§ **Given records**:
=======

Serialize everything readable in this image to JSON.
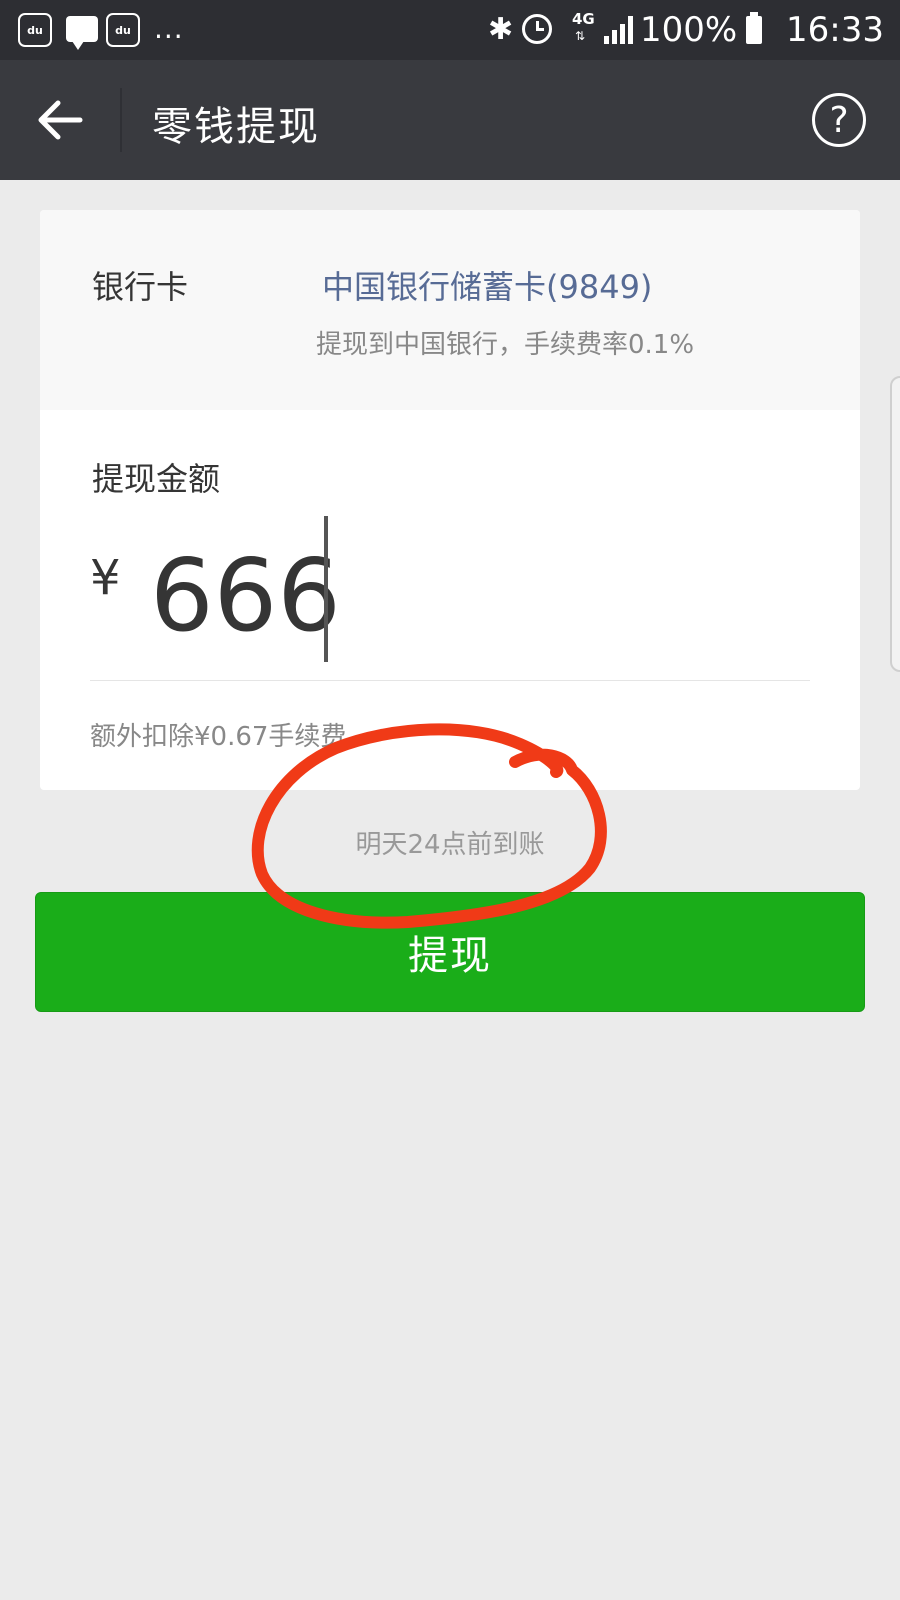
{
  "status_bar": {
    "notification_icons": [
      "baidu-icon",
      "chat-icon",
      "baidu-icon"
    ],
    "baidu_icon_text": "du",
    "more": "...",
    "network": "4G",
    "battery": "100%",
    "time": "16:33"
  },
  "nav": {
    "title": "零钱提现",
    "help": "?"
  },
  "bank": {
    "label": "银行卡",
    "name": "中国银行储蓄卡(9849)",
    "description": "提现到中国银行，手续费率0.1%"
  },
  "amount": {
    "label": "提现金额",
    "currency": "¥",
    "value": "666",
    "fee_note": "额外扣除¥0.67手续费"
  },
  "arrival_note": "明天24点前到账",
  "withdraw_button": "提现",
  "colors": {
    "status_bar": "#2d2e33",
    "nav_bar": "#393a3f",
    "link_blue": "#576b95",
    "button_green": "#1aad19",
    "annotation_red": "#f03a17"
  }
}
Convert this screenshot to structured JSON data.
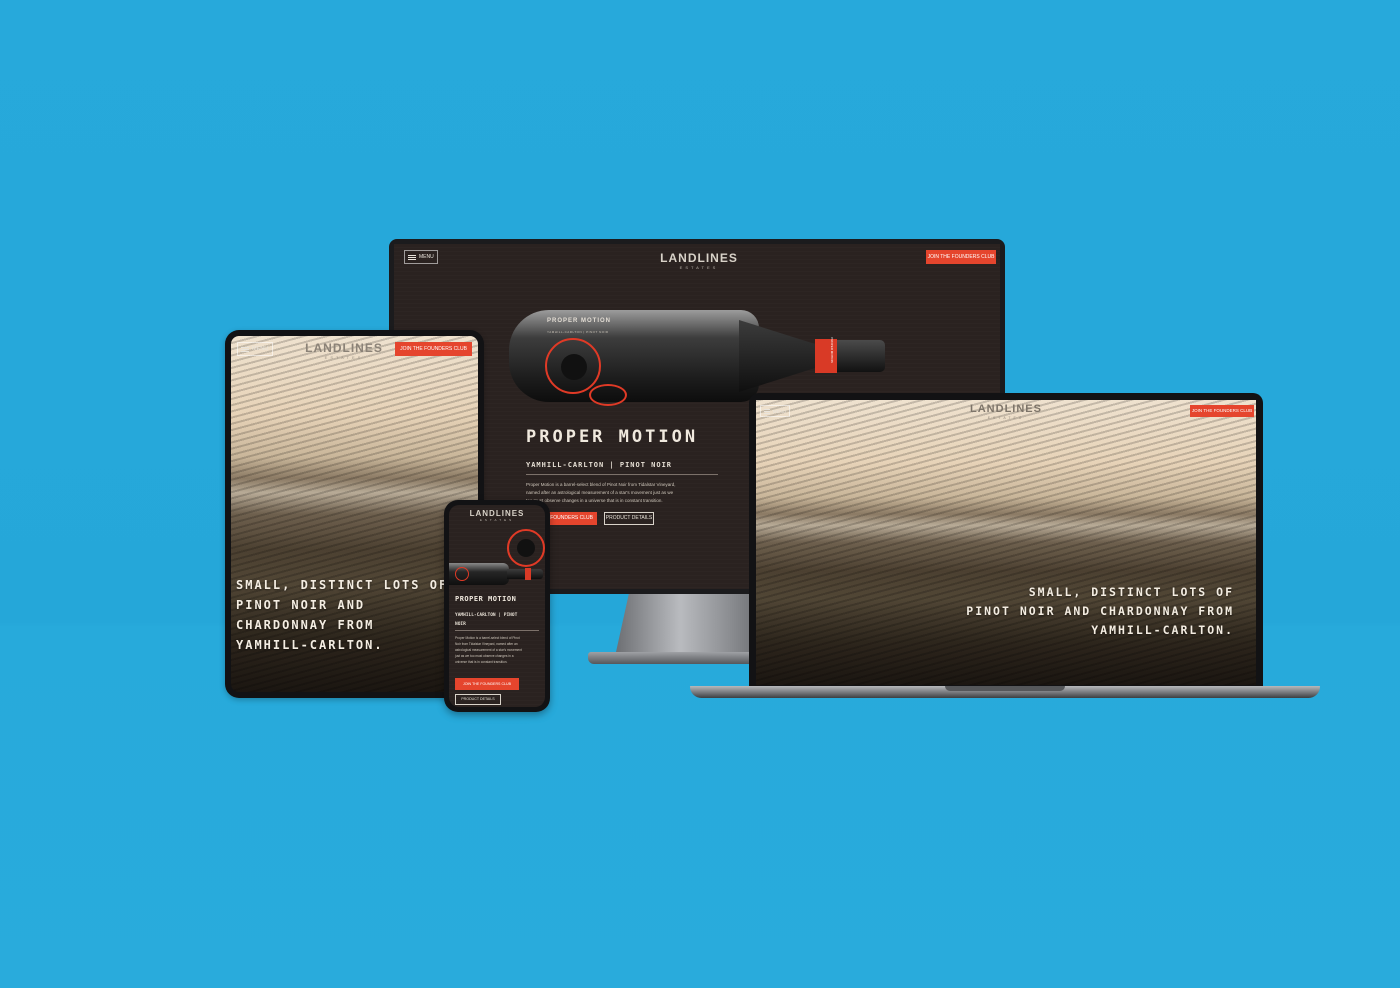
{
  "brand": {
    "name": "LANDLINES",
    "sub": "ESTATES"
  },
  "nav": {
    "menu_label": "MENU",
    "cta_label": "JOIN THE FOUNDERS CLUB"
  },
  "hero": {
    "headline_lines": [
      "SMALL, DISTINCT LOTS OF",
      "PINOT NOIR AND CHARDONNAY FROM",
      "YAMHILL-CARLTON."
    ]
  },
  "tablet_hero": {
    "lines": [
      "SMALL, DISTINCT LOTS OF",
      "PINOT NOIR AND",
      "CHARDONNAY FROM",
      "YAMHILL-CARLTON."
    ]
  },
  "product": {
    "label_title": "PROPER MOTION",
    "label_sub": "YAMHILL-CARLTON | PINOT NOIR",
    "title": "PROPER MOTION",
    "subtitle": "YAMHILL-CARLTON | PINOT NOIR",
    "phone_subtitle_lines": [
      "YAMHILL-CARLTON | PINOT",
      "NOIR"
    ],
    "description_lines": [
      "Proper Motion is a barrel-select blend of Pinot Noir from Tidalstar Vineyard,",
      "named after an astrological measurement of a star's movement just as we",
      "too must observe changes in a universe that is in constant transition."
    ],
    "phone_description_lines": [
      "Proper Motion is a barrel-select blend of Pinot",
      "Noir from Tidalstar Vineyard, named after an",
      "astrological measurement of a star's movement",
      "just as we too must observe changes in a",
      "universe that is in constant transition."
    ],
    "join_label_cropped": "E FOUNDERS CLUB",
    "details_label": "PRODUCT DETAILS",
    "foil_text": "PROPER MOTION"
  },
  "colors": {
    "background": "#27a9db",
    "accent": "#e5452d",
    "screen_dark": "#2b2321"
  }
}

=======

§ **Problem to solve**: Only a number is wanted: how many lines contain "after"?

§ **Exercise output**: 2